# Text extract:
▼

On 11/19/2010 05:10 AM, Serge Hallyn wrote:
> Hey Tejun  :)

Hey, :-)

>> and in light of already working userland alternative and the
> 
> Here's where we disagree.  If you are right about a viable userland
> alternative ('already working' isn't even a preqeq in my opinion,
> so long as it is really viable), then I'm with you, but I'm not buying
> it at this point.
> 
> Seriously.  Truly.  Honestly.  I am *not* looking for any extra kernel
> work at this moment, if we can help it in any way.

What's so wrong with Gene's work?  Sure, it has some hacky aspects but
let's fix those up.  To me, it sure looks like much saner and
manageable approach than in-kernel CR.  We can add nested ptrace,
CLONE_SET_PID (or whatever) in pidns, integrate it with various ns
supports, add an ability to adjust brk, export inotify state via
fdinfo and so on.

The thing is already working, the codebase of core part is fairly
small and condor is contemplating integrating it, so at least some
people in HPC segment think it's already viable.  Maybe the HPC
cluster I'm currently sitting near is special case but people here
really don't run very fancy stuff.  In most cases, they're fairly
simple (from system POV) C programs reading/writing data and burning a
_LOT_ of CPU cycles inbetween and admins here seem to think dmtcp
integrated with condor would work well enough for them.

▲

# Raw data:
▼

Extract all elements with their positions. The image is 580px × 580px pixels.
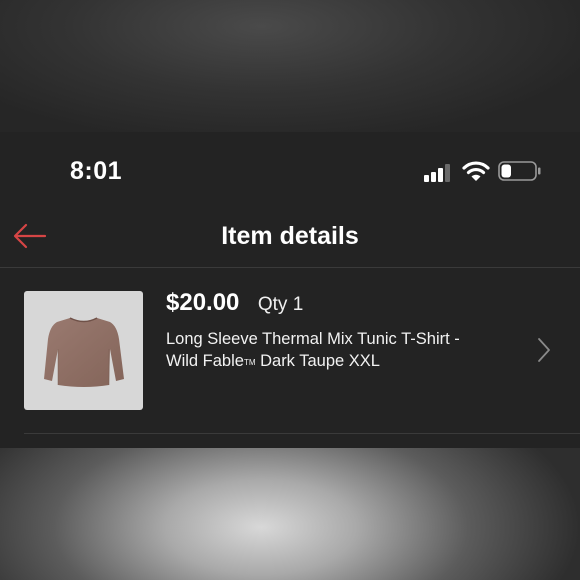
- blurred-backdrop-top: [0, 0, 580, 132]
- blurred-backdrop-bottom: [0, 448, 580, 580]
- phone-screen: 8:01 Item details $20.00 Qty 1 Long Slee…: [0, 132, 580, 448]
- taupe-long-sleeve-shirt-image: [44, 317, 124, 387]
- brand-name: Wild Fable: [166, 352, 244, 370]
- item-price: $20.00: [166, 289, 240, 316]
- product-thumbnail: [24, 291, 143, 410]
- page-title: Item details: [221, 222, 359, 250]
- item-description: Long Sleeve Thermal Mix Tunic T-Shirt - …: [166, 328, 516, 374]
- description-line-1: Long Sleeve Thermal Mix Tunic T-Shirt -: [166, 330, 460, 348]
- price-line: $20.00 Qty 1: [166, 289, 303, 317]
- wifi-icon: [462, 161, 490, 181]
- status-bar: 8:01: [0, 132, 580, 207]
- trademark-symbol: TM: [243, 358, 256, 367]
- navigation-bar: Item details: [0, 207, 580, 268]
- description-line-2: Dark Taupe XXL: [255, 352, 380, 370]
- order-item-row[interactable]: $20.00 Qty 1 Long Sleeve Thermal Mix Tun…: [0, 268, 580, 433]
- item-quantity: Qty 1: [257, 294, 304, 315]
- row-divider: [24, 433, 580, 434]
- cellular-signal-icon: [424, 162, 452, 182]
- status-time: 8:01: [70, 157, 123, 185]
- battery-icon: [498, 161, 541, 181]
- chevron-right-icon: [538, 338, 550, 362]
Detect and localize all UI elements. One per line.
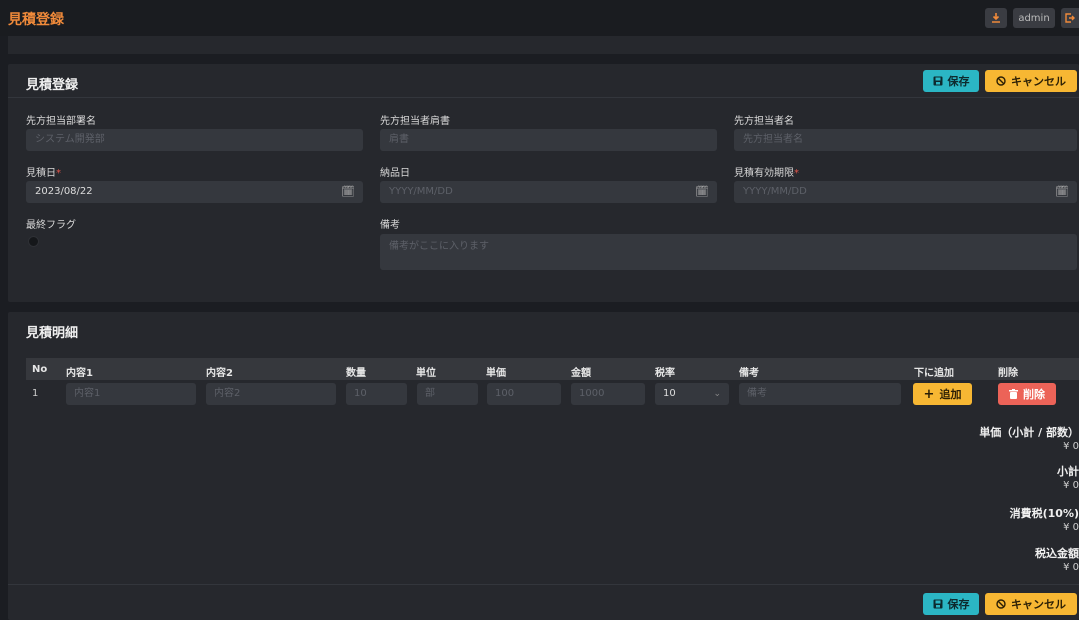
delete-row-button[interactable]: 削除 — [998, 383, 1056, 405]
content1-input[interactable]: 内容1 — [66, 383, 196, 405]
quote-details-card: 見積明細 No 内容1 内容2 数量 単位 単価 金額 税率 備考 下に追加 削… — [8, 312, 1079, 620]
top-bar: 見積登録 admin — [0, 0, 1079, 36]
cancel-icon — [996, 76, 1006, 86]
expiry-label: 見積有効期限* — [734, 168, 799, 179]
tax-rate-select[interactable]: 10 ⌄ — [655, 383, 729, 405]
cancel-label: キャンセル — [1011, 75, 1066, 88]
user-menu-button[interactable]: admin — [1013, 8, 1055, 28]
content2-input[interactable]: 内容2 — [206, 383, 336, 405]
position-label: 先方担当者肩書 — [380, 116, 450, 127]
calendar-icon[interactable]: 🗓 — [1055, 181, 1069, 203]
save-icon — [933, 76, 942, 86]
save-icon — [933, 599, 942, 609]
unit-input[interactable]: 部 — [417, 383, 478, 405]
delivery-date-label: 納品日 — [380, 168, 410, 179]
col-content2: 内容2 — [206, 368, 233, 379]
remarks-input[interactable]: 備考 — [739, 383, 901, 405]
amount-input[interactable]: 1000 — [571, 383, 645, 405]
person-input[interactable]: 先方担当者名 — [734, 129, 1077, 151]
calendar-icon[interactable]: 🗓 — [341, 181, 355, 203]
footer-cancel-button[interactable]: キャンセル — [985, 593, 1077, 615]
save-button[interactable]: 保存 — [923, 70, 979, 92]
save-label: 保存 — [947, 75, 970, 88]
final-flag-label: 最終フラグ — [26, 220, 76, 231]
trash-icon — [1009, 389, 1018, 399]
required-mark: * — [56, 168, 61, 179]
quote-details-title: 見積明細 — [26, 326, 79, 341]
quote-date-input[interactable]: 2023/08/22 🗓 — [26, 181, 363, 203]
summary-total-value: ¥ 0 — [1063, 562, 1079, 573]
col-price: 単価 — [486, 368, 506, 379]
tax-rate-value: 10 — [663, 388, 676, 399]
delete-label: 削除 — [1023, 388, 1045, 401]
col-remarks: 備考 — [739, 368, 759, 379]
chevron-down-icon: ⌄ — [713, 389, 721, 399]
col-delete: 削除 — [998, 368, 1018, 379]
expiry-input[interactable]: YYYY/MM/DD 🗓 — [734, 181, 1077, 203]
summary-subtotal-value: ¥ 0 — [1063, 480, 1079, 491]
app-title: 見積登録 — [8, 12, 64, 28]
price-input[interactable]: 100 — [487, 383, 561, 405]
summary-tax-value: ¥ 0 — [1063, 522, 1079, 533]
summary-subtotal-label: 小計 — [1057, 465, 1079, 478]
cancel-icon — [996, 599, 1006, 609]
footer-save-label: 保存 — [947, 598, 970, 611]
summary-tax-label: 消費税(10%) — [1009, 507, 1079, 520]
remarks-textarea[interactable]: 備考がここに入ります — [380, 234, 1077, 270]
footer-save-button[interactable]: 保存 — [923, 593, 979, 615]
details-footer: 保存 キャンセル — [8, 584, 1079, 620]
col-content1: 内容1 — [66, 368, 93, 379]
quote-form-card: 見積登録 保存 キャンセル 先方担当部署名 システム開発部 先方担当者肩書 肩書… — [8, 64, 1079, 302]
summary-total-label: 税込金額 — [1035, 547, 1079, 560]
person-label: 先方担当者名 — [734, 116, 794, 127]
col-unit: 単位 — [416, 368, 436, 379]
calendar-icon[interactable]: 🗓 — [695, 181, 709, 203]
quote-form-title: 見積登録 — [26, 78, 79, 93]
remarks-label: 備考 — [380, 220, 400, 231]
col-qty: 数量 — [346, 368, 366, 379]
quote-date-label: 見積日* — [26, 168, 61, 179]
qty-input[interactable]: 10 — [346, 383, 407, 405]
dept-label: 先方担当部署名 — [26, 116, 96, 127]
col-add-below: 下に追加 — [914, 368, 954, 379]
add-label: 追加 — [939, 388, 962, 401]
download-icon — [992, 13, 1000, 23]
add-row-button[interactable]: + 追加 — [913, 383, 972, 405]
logout-icon — [1065, 13, 1075, 23]
download-button[interactable] — [985, 8, 1007, 28]
col-amount: 金額 — [571, 368, 591, 379]
col-no: No — [32, 364, 48, 375]
col-tax-rate: 税率 — [655, 368, 675, 379]
summary-unit-price-value: ¥ 0 — [1063, 441, 1079, 452]
expiry-placeholder: YYYY/MM/DD — [743, 186, 807, 197]
quote-form-header: 見積登録 保存 キャンセル — [8, 64, 1079, 98]
required-mark: * — [794, 168, 799, 179]
plus-icon: + — [923, 386, 935, 402]
delivery-date-placeholder: YYYY/MM/DD — [389, 186, 453, 197]
details-table-header: No 内容1 内容2 数量 単位 単価 金額 税率 備考 下に追加 削除 — [26, 358, 1079, 380]
delivery-date-input[interactable]: YYYY/MM/DD 🗓 — [380, 181, 717, 203]
summary-unit-price-label: 単価（小計 / 部数） — [979, 426, 1079, 439]
cancel-button[interactable]: キャンセル — [985, 70, 1077, 92]
dept-input[interactable]: システム開発部 — [26, 129, 363, 151]
footer-cancel-label: キャンセル — [1011, 598, 1066, 611]
quote-date-value: 2023/08/22 — [35, 186, 93, 197]
position-input[interactable]: 肩書 — [380, 129, 717, 151]
logout-button[interactable] — [1061, 8, 1079, 28]
top-actions: admin — [985, 8, 1079, 28]
final-flag-toggle[interactable] — [28, 236, 39, 247]
row-no: 1 — [32, 388, 39, 399]
top-strip — [8, 36, 1079, 54]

▲

# Directive:
Continue the mailing-list reply on in-kernel versus userland checkpoint/restart, beginning after its final sentence.

# Answer for the task:
Sure, in-kernel CR has better or more reliable coverage now but by how
much?  The basic things are already there in userland.  The tradeoff
simply doesn't make any sense.  If it were a well separated self
sustained feature, it probably would be able to get in, but it's all
over the place and requires a completely new concept - the
quasi-ABI'ish binary blob which would probably be portable across
different kernel versions with some massaging.  I personally think the
idea is fundamentally flawed (just go through the usual ABI!) but even
if it were not it would require _MUCH_ stronger rationale than it
currently has to be even considered for mainline inclusion.

Maybe it's just me but most of the arguments for in-kernel CR look
very weak.  They're either about remote toy use cases or along the
line that userland CR currently doesn't do everything kernel CR does
(yet).  Even if it weren't for me, I frankly can't see how it would be
included in mainline.

I think it would be best for everyone to improve userland CR.  A lot
of knowdledge and experience gained through kernel CR would be
applicable and won't go wasted.  Strong resistance against direction
change certainly is understandable but IMHO pushing the current
direction would only increase loss.  I of course could be completely
wrong and might end up getting mails filled up with megabytes of "told
you so" later, but, well, at this point, in-kernel CR already looks
half dead to me.

Thank you.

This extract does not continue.